>> BEGIN SOURCE DATA

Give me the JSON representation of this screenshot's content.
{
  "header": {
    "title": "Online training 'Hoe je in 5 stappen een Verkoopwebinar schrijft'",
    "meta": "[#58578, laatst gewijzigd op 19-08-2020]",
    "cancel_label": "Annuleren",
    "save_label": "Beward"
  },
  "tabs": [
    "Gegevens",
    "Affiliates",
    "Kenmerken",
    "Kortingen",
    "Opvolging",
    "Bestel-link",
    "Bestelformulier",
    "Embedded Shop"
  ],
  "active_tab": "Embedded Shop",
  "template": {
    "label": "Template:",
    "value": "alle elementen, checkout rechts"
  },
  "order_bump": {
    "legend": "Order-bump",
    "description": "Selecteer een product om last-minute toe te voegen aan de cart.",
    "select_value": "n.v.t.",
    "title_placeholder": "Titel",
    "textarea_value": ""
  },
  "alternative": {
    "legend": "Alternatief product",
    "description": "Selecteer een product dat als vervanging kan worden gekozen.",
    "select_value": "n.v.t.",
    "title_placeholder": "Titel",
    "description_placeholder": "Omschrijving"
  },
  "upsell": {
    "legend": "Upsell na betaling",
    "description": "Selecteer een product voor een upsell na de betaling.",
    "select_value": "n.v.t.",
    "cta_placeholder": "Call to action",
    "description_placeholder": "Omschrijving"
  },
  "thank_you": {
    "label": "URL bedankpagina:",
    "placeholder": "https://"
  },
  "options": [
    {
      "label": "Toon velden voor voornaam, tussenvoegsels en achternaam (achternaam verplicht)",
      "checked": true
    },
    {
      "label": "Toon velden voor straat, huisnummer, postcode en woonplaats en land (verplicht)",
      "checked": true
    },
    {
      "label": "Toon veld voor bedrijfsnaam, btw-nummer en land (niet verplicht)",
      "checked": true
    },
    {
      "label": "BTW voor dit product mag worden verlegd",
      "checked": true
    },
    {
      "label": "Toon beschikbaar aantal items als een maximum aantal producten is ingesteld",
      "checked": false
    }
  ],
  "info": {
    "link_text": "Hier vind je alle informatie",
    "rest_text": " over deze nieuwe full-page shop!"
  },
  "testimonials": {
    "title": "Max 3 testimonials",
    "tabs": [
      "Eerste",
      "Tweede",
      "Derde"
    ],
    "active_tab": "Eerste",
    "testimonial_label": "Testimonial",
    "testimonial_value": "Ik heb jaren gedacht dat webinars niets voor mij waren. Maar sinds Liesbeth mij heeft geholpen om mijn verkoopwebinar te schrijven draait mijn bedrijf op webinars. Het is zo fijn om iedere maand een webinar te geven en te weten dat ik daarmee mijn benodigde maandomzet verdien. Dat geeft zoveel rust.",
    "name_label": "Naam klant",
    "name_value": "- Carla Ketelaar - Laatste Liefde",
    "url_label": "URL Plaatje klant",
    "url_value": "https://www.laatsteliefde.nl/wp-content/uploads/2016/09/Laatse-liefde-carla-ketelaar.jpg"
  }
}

>> END SOURCE DATA

▶ _EXERCISE REQUIREMENTS_: Copy out every line of the listing that includes the string "legend".

▶ _FINISHED TASK_:
    "legend": "Order-bump",
    "legend": "Alternatief product",
    "legend": "Upsell na betaling",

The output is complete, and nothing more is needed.